__Requirements__
Below are the records. List every line holding the word "this".

__Data provided__
........
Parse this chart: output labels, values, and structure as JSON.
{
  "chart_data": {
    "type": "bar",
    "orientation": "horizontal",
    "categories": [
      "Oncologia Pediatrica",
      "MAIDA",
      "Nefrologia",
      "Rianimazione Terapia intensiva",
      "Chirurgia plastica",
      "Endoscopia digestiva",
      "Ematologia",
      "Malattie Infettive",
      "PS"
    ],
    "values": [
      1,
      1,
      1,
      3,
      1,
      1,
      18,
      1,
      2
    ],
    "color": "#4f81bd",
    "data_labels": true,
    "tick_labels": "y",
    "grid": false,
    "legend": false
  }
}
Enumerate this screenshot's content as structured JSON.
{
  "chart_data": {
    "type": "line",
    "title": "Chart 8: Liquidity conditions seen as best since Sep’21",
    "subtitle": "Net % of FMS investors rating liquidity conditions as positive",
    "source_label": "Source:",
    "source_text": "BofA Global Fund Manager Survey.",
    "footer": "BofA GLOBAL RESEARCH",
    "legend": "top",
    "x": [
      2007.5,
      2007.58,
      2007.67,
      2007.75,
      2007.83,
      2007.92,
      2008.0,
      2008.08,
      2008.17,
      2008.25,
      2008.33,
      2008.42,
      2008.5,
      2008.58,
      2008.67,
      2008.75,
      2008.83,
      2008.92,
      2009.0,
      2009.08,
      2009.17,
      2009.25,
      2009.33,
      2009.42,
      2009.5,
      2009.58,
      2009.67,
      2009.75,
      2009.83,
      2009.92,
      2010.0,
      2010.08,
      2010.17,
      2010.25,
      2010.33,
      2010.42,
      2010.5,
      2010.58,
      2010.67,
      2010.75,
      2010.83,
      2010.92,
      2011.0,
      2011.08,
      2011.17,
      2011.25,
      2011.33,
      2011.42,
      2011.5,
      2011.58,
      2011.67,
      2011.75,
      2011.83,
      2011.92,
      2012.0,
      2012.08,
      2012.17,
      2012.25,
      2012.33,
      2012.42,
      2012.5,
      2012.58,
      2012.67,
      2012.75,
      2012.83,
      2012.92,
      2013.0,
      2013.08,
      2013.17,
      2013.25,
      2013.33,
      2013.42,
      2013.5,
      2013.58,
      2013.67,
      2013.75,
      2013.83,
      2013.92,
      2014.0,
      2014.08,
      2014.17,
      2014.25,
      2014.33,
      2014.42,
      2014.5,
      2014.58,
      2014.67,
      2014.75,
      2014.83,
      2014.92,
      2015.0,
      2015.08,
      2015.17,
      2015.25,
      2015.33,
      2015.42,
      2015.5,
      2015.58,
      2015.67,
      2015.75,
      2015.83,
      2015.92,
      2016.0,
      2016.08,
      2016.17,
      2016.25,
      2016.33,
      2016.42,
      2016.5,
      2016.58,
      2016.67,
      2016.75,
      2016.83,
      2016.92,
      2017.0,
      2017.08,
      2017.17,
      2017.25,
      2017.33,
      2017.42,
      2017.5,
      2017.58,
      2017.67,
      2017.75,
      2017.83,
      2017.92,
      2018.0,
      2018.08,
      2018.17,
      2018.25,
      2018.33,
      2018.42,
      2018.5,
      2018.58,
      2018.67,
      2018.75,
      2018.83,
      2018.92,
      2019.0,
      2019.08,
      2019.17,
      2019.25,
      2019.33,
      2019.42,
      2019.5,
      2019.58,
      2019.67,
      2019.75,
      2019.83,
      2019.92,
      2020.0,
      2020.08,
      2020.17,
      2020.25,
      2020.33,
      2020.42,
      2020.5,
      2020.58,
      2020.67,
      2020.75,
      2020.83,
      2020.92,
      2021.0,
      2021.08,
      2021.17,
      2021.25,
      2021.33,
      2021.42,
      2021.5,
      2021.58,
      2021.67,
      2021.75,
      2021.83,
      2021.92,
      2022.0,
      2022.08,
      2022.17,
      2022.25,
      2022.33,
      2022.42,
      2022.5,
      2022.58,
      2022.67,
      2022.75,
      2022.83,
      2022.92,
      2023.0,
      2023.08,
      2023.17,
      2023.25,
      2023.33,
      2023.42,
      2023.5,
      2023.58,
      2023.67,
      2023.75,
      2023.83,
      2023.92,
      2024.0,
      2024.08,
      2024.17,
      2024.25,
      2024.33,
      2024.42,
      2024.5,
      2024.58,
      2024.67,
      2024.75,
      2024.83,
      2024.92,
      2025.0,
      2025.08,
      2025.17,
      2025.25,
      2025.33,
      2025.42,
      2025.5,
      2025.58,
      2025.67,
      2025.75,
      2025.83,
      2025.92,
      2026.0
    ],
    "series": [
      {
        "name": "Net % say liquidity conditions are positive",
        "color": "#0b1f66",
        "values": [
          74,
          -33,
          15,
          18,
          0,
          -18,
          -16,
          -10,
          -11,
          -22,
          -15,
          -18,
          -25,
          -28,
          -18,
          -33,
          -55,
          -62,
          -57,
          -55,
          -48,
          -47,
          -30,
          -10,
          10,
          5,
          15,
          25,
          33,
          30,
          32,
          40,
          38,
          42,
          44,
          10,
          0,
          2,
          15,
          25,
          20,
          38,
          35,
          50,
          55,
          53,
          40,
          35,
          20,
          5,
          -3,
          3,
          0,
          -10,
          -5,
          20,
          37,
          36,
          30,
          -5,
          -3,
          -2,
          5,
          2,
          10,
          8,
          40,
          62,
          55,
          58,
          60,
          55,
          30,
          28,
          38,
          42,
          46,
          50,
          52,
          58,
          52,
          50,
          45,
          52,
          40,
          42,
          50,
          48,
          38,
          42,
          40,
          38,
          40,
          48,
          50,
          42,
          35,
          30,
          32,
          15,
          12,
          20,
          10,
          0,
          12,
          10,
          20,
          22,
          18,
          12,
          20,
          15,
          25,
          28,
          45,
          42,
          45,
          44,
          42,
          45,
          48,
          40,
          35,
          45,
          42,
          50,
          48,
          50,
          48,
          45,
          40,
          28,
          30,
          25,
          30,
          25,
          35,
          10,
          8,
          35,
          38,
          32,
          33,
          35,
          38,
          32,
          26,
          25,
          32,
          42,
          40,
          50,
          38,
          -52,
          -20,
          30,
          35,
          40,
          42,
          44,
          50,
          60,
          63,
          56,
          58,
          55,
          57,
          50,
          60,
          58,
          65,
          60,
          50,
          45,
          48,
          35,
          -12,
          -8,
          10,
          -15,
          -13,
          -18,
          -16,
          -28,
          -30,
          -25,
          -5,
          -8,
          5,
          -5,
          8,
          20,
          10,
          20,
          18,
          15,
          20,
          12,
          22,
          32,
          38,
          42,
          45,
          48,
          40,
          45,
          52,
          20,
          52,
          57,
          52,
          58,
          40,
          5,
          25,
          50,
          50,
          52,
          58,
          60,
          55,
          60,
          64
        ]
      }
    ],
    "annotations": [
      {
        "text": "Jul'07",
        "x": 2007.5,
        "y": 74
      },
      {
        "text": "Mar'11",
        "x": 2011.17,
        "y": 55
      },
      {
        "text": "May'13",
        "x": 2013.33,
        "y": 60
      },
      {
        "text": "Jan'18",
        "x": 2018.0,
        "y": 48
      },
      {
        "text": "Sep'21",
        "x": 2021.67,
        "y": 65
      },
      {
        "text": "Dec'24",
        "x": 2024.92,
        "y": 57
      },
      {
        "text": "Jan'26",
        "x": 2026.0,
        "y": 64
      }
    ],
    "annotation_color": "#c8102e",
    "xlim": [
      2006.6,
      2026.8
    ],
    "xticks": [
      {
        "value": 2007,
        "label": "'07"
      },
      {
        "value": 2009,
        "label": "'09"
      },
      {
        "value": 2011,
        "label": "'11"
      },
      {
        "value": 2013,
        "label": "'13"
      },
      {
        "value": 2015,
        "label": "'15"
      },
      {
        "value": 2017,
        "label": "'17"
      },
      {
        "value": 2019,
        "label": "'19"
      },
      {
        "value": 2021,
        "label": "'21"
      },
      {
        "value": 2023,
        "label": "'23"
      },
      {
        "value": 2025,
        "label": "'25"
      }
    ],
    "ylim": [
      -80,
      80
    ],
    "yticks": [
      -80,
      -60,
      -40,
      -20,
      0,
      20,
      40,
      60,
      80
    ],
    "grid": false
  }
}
........
__Written solution__
Parse this chart: output labels, values, and structure as JSON.
Enumerate this screenshot's content as structured JSON.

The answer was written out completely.